### DO THIS
Every line of the material below must be repeated exactly.
--- START INPUT ---
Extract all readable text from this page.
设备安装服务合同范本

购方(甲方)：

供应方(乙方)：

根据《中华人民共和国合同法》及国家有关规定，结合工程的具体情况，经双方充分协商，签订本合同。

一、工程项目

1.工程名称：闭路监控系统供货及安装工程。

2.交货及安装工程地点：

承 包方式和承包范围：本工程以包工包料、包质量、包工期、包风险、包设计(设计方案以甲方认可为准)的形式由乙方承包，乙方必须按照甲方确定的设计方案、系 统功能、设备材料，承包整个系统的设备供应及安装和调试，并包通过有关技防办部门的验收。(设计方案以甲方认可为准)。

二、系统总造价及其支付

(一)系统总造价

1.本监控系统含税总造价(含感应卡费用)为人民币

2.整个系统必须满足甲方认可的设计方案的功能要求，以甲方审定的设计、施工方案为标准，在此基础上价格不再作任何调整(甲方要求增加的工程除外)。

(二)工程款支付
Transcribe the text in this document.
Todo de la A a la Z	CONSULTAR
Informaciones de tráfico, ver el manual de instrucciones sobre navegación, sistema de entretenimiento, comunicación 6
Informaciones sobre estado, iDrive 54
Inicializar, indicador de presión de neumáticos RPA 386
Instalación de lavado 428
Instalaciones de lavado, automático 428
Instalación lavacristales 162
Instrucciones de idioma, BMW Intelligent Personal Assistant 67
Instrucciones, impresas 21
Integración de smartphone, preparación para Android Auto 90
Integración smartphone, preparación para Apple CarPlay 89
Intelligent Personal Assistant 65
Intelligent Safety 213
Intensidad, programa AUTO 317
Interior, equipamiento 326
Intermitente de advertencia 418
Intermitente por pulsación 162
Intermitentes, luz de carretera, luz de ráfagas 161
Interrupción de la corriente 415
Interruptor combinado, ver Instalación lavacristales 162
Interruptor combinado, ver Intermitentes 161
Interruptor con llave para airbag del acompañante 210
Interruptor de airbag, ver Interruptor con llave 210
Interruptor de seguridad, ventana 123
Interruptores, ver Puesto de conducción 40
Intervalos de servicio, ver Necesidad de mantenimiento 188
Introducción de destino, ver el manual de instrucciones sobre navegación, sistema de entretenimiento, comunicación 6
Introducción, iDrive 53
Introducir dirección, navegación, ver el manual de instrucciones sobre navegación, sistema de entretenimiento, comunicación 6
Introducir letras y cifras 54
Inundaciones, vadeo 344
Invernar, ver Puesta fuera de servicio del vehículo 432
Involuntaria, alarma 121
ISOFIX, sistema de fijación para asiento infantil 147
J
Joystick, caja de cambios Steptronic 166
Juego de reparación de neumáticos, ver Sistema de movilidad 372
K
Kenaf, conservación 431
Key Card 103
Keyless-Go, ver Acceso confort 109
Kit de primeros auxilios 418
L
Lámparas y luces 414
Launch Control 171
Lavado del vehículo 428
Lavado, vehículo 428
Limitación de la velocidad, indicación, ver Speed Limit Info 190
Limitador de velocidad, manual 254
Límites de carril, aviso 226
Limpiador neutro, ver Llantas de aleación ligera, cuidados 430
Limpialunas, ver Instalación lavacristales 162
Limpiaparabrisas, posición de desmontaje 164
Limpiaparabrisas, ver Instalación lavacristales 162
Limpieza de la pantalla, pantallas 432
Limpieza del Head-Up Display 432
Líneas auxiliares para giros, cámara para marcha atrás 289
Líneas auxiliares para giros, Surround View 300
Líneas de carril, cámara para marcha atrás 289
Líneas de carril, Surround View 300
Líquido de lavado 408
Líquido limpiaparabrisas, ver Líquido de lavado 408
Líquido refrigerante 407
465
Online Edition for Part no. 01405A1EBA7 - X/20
--- END INPUT ---
### ANSWER IN FULL
Extract all readable text from this page.
设备安装服务合同范本

购方(甲方)：

供应方(乙方)：

根据《中华人民共和国合同法》及国家有关规定，结合工程的具体情况，经双方充分协商，签订本合同。

一、工程项目

1.工程名称：闭路监控系统供货及安装工程。

2.交货及安装工程地点：

承 包方式和承包范围：本工程以包工包料、包质量、包工期、包风险、包设计(设计方案以甲方认可为准)的形式由乙方承包，乙方必须按照甲方确定的设计方案、系 统功能、设备材料，承包整个系统的设备供应及安装和调试，并包通过有关技防办部门的验收。(设计方案以甲方认可为准)。

二、系统总造价及其支付

(一)系统总造价

1.本监控系统含税总造价(含感应卡费用)为人民币

2.整个系统必须满足甲方认可的设计方案的功能要求，以甲方审定的设计、施工方案为标准，在此基础上价格不再作任何调整(甲方要求增加的工程除外)。

(二)工程款支付
Transcribe the text in this document.
Todo de la A a la Z	CONSULTAR
Informaciones de tráfico, ver el manual de instrucciones sobre navegación, sistema de entretenimiento, comunicación 6
Informaciones sobre estado, iDrive 54
Inicializar, indicador de presión de neumáticos RPA 386
Instalación de lavado 428
Instalaciones de lavado, automático 428
Instalación lavacristales 162
Instrucciones de idioma, BMW Intelligent Personal Assistant 67
Instrucciones, impresas 21
Integración de smartphone, preparación para Android Auto 90
Integración smartphone, preparación para Apple CarPlay 89
Intelligent Personal Assistant 65
Intelligent Safety 213
Intensidad, programa AUTO 317
Interior, equipamiento 326
Intermitente de advertencia 418
Intermitente por pulsación 162
Intermitentes, luz de carretera, luz de ráfagas 161
Interrupción de la corriente 415
Interruptor combinado, ver Instalación lavacristales 162
Interruptor combinado, ver Intermitentes 161
Interruptor con llave para airbag del acompañante 210
Interruptor de airbag, ver Interruptor con llave 210
Interruptor de seguridad, ventana 123
Interruptores, ver Puesto de conducción 40
Intervalos de servicio, ver Necesidad de mantenimiento 188
Introducción de destino, ver el manual de instrucciones sobre navegación, sistema de entretenimiento, comunicación 6
Introducción, iDrive 53
Introducir dirección, navegación, ver el manual de instrucciones sobre navegación, sistema de entretenimiento, comunicación 6
Introducir letras y cifras 54
Inundaciones, vadeo 344
Invernar, ver Puesta fuera de servicio del vehículo 432
Involuntaria, alarma 121
ISOFIX, sistema de fijación para asiento infantil 147
J
Joystick, caja de cambios Steptronic 166
Juego de reparación de neumáticos, ver Sistema de movilidad 372
K
Kenaf, conservación 431
Key Card 103
Keyless-Go, ver Acceso confort 109
Kit de primeros auxilios 418
L
Lámparas y luces 414
Launch Control 171
Lavado del vehículo 428
Lavado, vehículo 428
Limitación de la velocidad, indicación, ver Speed Limit Info 190
Limitador de velocidad, manual 254
Límites de carril, aviso 226
Limpiador neutro, ver Llantas de aleación ligera, cuidados 430
Limpialunas, ver Instalación lavacristales 162
Limpiaparabrisas, posición de desmontaje 164
Limpiaparabrisas, ver Instalación lavacristales 162
Limpieza de la pantalla, pantallas 432
Limpieza del Head-Up Display 432
Líneas auxiliares para giros, cámara para marcha atrás 289
Líneas auxiliares para giros, Surround View 300
Líneas de carril, cámara para marcha atrás 289
Líneas de carril, Surround View 300
Líquido de lavado 408
Líquido limpiaparabrisas, ver Líquido de lavado 408
Líquido refrigerante 407
465
Online Edition for Part no. 01405A1EBA7 - X/20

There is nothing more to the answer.